**Your task:**
If a line in the entries contains the string "isolated", include that line in your answer.

Exercise input section start

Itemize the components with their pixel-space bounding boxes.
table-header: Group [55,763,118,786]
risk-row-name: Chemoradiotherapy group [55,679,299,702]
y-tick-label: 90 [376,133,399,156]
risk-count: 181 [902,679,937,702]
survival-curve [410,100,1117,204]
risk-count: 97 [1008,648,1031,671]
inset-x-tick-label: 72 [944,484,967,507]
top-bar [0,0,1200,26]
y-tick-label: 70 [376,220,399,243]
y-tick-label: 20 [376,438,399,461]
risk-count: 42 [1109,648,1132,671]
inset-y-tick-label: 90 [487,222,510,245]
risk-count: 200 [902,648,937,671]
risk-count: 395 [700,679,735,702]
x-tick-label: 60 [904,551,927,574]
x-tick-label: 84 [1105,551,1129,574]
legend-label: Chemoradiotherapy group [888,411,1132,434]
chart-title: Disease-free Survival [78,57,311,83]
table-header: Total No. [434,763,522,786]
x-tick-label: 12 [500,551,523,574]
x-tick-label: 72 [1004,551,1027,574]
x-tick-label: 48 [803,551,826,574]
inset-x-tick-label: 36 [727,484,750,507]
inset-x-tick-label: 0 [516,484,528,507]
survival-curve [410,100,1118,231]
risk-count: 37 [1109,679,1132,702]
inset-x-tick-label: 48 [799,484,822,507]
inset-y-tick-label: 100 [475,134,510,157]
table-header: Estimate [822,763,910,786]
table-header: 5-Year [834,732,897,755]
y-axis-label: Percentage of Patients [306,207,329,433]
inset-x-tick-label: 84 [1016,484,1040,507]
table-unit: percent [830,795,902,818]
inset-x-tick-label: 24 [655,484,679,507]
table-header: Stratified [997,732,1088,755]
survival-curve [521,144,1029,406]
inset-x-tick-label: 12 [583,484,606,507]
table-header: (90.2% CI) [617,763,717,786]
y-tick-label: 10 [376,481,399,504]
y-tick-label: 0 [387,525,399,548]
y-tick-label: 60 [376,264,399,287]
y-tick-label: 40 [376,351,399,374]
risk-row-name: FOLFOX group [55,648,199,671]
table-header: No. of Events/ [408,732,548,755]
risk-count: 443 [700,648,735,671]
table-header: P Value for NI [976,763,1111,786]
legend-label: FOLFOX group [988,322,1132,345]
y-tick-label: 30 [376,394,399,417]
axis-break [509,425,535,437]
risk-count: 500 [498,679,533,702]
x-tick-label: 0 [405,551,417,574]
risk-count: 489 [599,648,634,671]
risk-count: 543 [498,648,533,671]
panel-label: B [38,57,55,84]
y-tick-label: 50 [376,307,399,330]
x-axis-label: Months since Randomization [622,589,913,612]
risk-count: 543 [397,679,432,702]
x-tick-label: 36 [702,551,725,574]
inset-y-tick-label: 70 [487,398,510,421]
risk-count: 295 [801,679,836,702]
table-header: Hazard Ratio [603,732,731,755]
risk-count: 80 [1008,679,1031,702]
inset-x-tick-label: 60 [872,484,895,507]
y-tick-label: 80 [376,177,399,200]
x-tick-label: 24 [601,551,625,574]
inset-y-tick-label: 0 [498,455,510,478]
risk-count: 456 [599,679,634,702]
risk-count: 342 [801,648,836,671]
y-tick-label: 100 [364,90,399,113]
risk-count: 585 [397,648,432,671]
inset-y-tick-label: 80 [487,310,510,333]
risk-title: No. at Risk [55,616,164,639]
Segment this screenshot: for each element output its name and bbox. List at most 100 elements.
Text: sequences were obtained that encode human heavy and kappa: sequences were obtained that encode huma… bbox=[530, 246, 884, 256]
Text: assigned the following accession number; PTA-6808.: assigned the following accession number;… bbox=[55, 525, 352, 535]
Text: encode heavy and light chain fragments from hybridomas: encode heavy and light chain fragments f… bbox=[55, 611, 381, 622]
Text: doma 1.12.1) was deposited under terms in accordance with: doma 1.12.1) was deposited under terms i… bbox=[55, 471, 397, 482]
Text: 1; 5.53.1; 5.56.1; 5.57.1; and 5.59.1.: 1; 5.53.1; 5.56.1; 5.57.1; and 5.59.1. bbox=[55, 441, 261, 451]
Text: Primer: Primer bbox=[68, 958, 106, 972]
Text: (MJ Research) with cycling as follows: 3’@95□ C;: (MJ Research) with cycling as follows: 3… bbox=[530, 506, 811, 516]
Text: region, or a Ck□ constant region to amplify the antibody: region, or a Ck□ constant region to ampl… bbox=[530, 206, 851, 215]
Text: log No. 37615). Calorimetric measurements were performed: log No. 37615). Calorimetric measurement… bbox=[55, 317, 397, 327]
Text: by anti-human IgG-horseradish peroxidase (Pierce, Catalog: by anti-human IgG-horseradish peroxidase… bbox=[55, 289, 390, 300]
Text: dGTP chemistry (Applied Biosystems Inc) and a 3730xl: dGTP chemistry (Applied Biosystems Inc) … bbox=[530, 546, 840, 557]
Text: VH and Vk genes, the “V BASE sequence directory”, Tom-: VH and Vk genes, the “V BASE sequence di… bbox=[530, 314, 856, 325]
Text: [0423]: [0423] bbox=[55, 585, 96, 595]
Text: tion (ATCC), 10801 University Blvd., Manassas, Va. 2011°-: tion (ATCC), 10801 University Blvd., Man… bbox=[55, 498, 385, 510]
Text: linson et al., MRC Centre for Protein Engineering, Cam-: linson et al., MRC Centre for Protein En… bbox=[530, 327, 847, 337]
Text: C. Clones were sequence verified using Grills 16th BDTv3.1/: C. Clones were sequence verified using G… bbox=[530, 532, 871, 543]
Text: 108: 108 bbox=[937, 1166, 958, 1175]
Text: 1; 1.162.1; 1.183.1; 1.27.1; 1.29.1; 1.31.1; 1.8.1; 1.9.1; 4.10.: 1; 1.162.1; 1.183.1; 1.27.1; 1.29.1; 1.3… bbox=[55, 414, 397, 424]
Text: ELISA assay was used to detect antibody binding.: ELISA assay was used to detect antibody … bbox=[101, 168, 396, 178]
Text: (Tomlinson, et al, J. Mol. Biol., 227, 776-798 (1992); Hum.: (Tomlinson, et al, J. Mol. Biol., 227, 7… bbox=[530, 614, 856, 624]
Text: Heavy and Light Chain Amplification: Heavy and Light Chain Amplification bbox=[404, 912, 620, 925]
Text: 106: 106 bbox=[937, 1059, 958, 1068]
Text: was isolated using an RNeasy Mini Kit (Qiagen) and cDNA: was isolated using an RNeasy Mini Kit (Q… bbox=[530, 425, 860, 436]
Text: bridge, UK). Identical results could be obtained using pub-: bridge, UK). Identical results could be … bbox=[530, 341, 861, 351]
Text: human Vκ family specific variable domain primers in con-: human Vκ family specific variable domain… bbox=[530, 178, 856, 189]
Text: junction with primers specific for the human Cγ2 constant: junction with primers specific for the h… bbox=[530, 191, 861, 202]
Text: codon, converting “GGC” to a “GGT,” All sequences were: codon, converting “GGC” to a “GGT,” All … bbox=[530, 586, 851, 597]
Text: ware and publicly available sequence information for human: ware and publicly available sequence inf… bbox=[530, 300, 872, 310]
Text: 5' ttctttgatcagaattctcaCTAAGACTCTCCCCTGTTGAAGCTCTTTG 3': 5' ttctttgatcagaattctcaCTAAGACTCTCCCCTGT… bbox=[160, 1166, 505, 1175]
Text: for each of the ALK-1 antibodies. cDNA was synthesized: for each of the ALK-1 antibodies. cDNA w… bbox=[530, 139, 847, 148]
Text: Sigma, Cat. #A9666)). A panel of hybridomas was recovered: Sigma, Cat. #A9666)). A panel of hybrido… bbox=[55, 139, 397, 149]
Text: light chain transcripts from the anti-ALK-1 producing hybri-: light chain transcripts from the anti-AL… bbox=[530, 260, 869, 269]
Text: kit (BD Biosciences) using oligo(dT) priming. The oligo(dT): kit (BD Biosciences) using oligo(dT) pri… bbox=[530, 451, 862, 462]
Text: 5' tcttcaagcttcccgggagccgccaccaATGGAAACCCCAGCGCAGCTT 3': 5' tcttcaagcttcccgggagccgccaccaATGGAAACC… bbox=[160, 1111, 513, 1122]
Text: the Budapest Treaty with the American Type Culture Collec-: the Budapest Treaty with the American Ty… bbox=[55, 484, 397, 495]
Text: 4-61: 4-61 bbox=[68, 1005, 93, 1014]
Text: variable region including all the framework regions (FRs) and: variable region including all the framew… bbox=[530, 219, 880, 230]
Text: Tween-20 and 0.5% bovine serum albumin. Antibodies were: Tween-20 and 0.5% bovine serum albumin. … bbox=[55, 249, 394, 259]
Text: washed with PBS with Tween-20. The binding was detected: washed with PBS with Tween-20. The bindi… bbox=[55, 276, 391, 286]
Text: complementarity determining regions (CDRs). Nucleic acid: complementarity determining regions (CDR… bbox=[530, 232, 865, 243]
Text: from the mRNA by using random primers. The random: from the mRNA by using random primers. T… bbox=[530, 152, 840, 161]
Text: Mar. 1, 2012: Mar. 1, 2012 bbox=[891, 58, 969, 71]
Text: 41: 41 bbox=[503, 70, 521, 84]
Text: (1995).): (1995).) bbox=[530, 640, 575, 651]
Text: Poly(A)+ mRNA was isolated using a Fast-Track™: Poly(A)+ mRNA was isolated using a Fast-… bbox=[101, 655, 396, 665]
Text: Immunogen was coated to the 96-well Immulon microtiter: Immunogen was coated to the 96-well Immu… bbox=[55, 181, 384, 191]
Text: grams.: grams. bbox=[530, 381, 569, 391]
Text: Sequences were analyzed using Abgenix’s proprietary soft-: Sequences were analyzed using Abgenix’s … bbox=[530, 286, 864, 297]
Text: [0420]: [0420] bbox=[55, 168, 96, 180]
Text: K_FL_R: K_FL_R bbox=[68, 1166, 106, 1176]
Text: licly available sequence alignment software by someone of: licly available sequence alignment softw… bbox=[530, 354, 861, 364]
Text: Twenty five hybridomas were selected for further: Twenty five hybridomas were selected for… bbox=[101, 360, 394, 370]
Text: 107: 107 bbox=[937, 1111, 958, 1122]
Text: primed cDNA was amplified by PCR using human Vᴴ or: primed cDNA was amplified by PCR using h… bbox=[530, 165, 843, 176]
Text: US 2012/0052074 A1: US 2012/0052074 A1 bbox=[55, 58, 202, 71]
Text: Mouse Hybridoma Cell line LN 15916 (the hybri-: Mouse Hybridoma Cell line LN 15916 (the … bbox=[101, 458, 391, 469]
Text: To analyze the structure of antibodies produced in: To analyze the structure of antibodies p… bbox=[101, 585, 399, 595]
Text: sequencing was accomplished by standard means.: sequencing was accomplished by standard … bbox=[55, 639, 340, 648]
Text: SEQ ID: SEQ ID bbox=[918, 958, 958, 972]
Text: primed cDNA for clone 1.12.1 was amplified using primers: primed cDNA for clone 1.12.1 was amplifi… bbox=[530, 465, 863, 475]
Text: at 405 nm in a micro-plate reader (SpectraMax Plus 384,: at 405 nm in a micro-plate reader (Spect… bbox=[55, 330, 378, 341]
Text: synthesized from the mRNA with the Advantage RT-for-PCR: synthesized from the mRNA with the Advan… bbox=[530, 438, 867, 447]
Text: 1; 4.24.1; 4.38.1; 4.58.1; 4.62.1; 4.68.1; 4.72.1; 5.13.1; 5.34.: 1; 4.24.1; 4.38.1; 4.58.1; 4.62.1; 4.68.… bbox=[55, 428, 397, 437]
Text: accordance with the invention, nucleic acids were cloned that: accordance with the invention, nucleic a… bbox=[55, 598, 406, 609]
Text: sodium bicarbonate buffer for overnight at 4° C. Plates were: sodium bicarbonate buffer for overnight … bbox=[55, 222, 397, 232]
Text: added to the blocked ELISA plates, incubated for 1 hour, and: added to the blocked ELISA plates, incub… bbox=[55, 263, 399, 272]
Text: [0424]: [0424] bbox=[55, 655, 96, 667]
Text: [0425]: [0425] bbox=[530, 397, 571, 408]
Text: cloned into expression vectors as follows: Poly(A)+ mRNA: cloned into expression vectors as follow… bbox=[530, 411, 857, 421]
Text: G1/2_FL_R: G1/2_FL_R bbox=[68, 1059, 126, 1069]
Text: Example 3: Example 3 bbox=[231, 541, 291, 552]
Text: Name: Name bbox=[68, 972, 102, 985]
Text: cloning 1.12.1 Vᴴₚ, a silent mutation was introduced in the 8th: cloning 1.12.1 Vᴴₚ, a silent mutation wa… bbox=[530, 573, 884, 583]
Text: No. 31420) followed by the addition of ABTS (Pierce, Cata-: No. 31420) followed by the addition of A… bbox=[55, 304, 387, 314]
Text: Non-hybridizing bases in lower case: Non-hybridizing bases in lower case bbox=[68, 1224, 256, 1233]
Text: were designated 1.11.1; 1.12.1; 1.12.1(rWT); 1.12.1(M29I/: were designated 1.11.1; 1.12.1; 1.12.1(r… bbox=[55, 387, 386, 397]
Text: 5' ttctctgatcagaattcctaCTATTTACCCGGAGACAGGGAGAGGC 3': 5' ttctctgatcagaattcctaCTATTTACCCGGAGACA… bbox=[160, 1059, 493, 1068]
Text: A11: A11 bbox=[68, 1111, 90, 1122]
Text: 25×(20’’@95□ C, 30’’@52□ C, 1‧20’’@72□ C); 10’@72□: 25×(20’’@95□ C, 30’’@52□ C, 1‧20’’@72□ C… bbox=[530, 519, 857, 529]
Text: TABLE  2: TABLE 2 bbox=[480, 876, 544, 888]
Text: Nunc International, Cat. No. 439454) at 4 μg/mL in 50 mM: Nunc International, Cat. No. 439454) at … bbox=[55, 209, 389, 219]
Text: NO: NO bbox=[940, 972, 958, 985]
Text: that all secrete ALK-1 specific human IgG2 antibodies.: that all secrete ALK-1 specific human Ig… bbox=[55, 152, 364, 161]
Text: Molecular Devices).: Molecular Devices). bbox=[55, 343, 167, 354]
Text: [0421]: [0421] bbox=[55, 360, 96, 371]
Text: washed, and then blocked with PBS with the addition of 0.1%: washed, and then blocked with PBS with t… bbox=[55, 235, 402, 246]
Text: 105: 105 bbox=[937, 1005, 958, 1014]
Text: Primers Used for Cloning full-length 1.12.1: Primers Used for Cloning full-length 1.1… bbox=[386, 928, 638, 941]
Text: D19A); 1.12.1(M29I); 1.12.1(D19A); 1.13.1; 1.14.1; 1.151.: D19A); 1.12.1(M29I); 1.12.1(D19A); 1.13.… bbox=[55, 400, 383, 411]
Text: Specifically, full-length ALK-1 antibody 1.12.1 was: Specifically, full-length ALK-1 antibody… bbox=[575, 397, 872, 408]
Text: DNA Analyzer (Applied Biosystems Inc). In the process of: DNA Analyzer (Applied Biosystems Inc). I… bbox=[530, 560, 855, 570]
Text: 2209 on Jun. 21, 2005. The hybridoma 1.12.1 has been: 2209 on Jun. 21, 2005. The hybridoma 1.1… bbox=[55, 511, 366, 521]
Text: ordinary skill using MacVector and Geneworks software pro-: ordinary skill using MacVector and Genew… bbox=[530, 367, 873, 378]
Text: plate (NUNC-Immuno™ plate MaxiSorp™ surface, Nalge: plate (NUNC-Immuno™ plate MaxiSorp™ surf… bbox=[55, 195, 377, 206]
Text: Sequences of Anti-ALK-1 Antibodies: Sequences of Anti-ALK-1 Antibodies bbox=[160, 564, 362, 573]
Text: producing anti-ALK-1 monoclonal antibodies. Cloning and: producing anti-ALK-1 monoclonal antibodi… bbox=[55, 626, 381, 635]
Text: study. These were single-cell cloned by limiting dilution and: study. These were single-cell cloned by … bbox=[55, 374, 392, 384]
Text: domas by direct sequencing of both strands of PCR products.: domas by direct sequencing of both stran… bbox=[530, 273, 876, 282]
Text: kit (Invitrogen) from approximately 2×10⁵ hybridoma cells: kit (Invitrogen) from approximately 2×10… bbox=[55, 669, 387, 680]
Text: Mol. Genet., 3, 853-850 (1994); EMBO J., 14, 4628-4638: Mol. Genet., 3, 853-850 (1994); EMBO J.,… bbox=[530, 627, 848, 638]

Exercise input section end

**Response to this task:**
Text: was isolated using an RNeasy Mini Kit (Qiagen) and cDNA: was isolated using an RNeasy Mini Kit (Q… bbox=[530, 425, 860, 436]
Text: Poly(A)+ mRNA was isolated using a Fast-Track™: Poly(A)+ mRNA was isolated using a Fast-… bbox=[101, 655, 396, 665]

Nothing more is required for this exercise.